Tasks —
(A) Using the cathepsin K abstract, decide whether each statement agrees with the text, answering yes or no and quoting the deciding words: (i) the PLS_FCFP model had a q2 of 0.637; (ii) the in-house library held 336 designed compounds; (iii) no other cathepsin shows high expression in osteoclasts.
(B) Render this sentence from the cathepsin K abstract in Spanish: "CK is considered to be a drug target in treatment of osteoporosis, rheumatoid arthritis and osteoarthritis."

Towards to potential 2-cyano-pyrimidines cathepsin-K inhibitors: An in silico design and screening research based on comprehensive application of quantitative structure–activity relationships, molecular docking and ADMET prediction

Abstract

Cathepsin K (CK) is the only cathepsin showing high expression in osteoclasts. CK is considered to be a drug target in treatment of osteoporosis, rheumatoid arthritis and osteoarthritis. Comprehensive application of quantitative structure–activity relationships (QSAR), molecular docking and absorption, distribution, metabolism, excretion and toxicity (ADMET) prediction was conducted for designing and screening for potential CK inhibitors based on 2-cyano-pyrimidine analogs. For the two-dimensional (2D)-QSAR study, a statistical model of PLS_FCFP was chosen for its best evaluated regression statistic values (r2 = 0.759, q2 = 0.637 and r2pred = 0.699). An equation that implied positive or negative contributions for several molecular descriptors was acquired. For the 3D-QSAR study, based on two methods of generation of molecular poses, three fingerprint-based cluster partitions, and two common substructures, 336 candidate CoMFA and CoMSIA models were generated for evaluation of statistic values. Among them, database Minimize_MDL_subs01 provided superior evaluated models: CoMFA model #41 (r2 = 0.994, q2 = 0.746 and r2pred = 0.8693) and CoMSIA model #42 (r2 = 0.983, q2 = 0.753 and r2pred = 0.8676). Informative clues for molecular design were derived from the created QSAR models and, based on them, an in-house library containing 190 purposefully designed unknown compounds was built for screening for potential CK inhibitors. Based on a combination of activity prediction and calculation of binding affinity, unknown compound X139 emerged. Detailed molecular docking studies assisted in unveiling of the interactions between unknown compounds and the target protein. The strong π–π conjugation and preferably formed hydrogen bonds provided evidence that compound X139 had higher predicted activity. The subsequent study of ADMET prediction suggested acceptable drug-like properties for compound X139.

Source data
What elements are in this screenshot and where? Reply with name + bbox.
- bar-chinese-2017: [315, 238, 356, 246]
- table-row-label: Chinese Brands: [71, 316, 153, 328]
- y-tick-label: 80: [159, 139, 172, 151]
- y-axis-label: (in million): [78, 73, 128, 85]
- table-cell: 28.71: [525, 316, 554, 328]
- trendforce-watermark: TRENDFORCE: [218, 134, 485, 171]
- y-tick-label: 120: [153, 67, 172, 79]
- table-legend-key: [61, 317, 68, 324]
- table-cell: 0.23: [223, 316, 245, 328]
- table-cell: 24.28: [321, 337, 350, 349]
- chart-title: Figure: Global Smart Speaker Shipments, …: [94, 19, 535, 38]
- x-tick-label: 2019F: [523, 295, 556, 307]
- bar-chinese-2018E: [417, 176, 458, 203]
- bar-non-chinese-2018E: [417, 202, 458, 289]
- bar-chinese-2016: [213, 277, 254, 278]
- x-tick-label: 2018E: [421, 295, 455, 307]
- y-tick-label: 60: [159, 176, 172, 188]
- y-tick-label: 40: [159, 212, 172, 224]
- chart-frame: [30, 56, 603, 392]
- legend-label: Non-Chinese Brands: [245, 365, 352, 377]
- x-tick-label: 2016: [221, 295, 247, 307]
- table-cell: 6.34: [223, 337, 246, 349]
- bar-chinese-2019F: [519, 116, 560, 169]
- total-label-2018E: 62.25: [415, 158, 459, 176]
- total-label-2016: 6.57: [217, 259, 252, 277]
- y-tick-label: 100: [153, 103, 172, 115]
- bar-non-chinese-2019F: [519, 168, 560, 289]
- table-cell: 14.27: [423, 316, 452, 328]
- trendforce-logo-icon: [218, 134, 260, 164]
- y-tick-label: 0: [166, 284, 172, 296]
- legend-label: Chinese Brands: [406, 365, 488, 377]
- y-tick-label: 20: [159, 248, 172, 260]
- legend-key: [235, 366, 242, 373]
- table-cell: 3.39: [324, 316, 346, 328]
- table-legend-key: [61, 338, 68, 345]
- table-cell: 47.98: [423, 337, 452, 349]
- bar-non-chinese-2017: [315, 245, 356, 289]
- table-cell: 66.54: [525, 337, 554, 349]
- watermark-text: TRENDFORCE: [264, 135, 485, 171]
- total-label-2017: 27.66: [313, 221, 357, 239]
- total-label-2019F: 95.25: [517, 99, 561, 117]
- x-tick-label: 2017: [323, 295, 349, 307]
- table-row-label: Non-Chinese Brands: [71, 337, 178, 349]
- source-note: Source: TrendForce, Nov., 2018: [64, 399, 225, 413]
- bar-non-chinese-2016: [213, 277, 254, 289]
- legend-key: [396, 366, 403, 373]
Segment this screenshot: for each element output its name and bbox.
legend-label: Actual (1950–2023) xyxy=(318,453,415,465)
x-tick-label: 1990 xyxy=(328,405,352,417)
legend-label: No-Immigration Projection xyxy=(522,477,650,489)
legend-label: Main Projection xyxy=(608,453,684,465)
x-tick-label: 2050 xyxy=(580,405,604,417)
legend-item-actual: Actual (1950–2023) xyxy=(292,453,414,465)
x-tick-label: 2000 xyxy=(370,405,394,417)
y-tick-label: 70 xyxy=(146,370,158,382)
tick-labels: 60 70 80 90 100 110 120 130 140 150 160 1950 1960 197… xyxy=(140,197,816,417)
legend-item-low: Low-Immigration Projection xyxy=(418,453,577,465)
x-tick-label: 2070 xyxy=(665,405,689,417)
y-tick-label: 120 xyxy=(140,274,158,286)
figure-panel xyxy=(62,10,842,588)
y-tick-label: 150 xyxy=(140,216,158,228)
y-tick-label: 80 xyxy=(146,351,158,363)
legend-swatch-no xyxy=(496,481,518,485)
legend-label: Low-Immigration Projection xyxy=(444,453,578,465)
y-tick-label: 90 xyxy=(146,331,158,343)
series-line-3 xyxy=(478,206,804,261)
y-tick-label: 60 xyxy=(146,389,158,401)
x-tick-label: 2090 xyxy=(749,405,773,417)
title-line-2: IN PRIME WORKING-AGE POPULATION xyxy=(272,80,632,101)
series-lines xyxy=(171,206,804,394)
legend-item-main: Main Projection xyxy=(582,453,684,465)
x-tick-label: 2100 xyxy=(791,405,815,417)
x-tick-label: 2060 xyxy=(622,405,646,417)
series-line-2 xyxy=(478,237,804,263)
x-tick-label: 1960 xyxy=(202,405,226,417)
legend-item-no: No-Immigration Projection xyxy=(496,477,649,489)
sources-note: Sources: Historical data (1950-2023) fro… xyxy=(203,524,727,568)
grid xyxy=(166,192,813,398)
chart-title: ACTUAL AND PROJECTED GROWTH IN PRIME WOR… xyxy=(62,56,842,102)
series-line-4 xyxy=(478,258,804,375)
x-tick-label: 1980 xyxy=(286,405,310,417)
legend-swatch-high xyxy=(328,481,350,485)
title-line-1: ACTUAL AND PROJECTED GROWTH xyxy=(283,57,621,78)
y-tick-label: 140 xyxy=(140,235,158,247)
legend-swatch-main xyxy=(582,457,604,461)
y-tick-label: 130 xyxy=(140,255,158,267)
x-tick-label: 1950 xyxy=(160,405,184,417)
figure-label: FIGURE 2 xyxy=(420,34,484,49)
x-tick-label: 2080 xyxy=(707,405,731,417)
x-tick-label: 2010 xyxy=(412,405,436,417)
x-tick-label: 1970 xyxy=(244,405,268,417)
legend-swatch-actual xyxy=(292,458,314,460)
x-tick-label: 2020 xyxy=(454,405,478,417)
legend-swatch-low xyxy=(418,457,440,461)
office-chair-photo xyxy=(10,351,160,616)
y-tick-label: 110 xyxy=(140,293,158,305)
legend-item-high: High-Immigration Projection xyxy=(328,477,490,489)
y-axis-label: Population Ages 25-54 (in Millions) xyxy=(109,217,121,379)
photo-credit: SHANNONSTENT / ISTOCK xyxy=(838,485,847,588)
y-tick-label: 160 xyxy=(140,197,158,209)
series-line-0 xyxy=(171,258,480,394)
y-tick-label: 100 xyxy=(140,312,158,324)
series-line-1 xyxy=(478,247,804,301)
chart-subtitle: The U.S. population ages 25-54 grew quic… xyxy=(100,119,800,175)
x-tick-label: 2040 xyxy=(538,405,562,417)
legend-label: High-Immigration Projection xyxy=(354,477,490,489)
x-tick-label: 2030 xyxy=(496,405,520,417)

Solved problems —
(A)
(i) Yes: "r2 = 0.759, q2 = 0.637 and r2pred = 0.699"
(ii) No: "an in-house library containing 190 purposefully designed unknown compounds"
(iii) Yes: "Cathepsin K (CK) is the only cathepsin showing high expression in osteoclasts."

(B) La CK se considera una diana farmacológica en el tratamiento de la osteoporosis, la artritis reumatoide y la osteoartritis.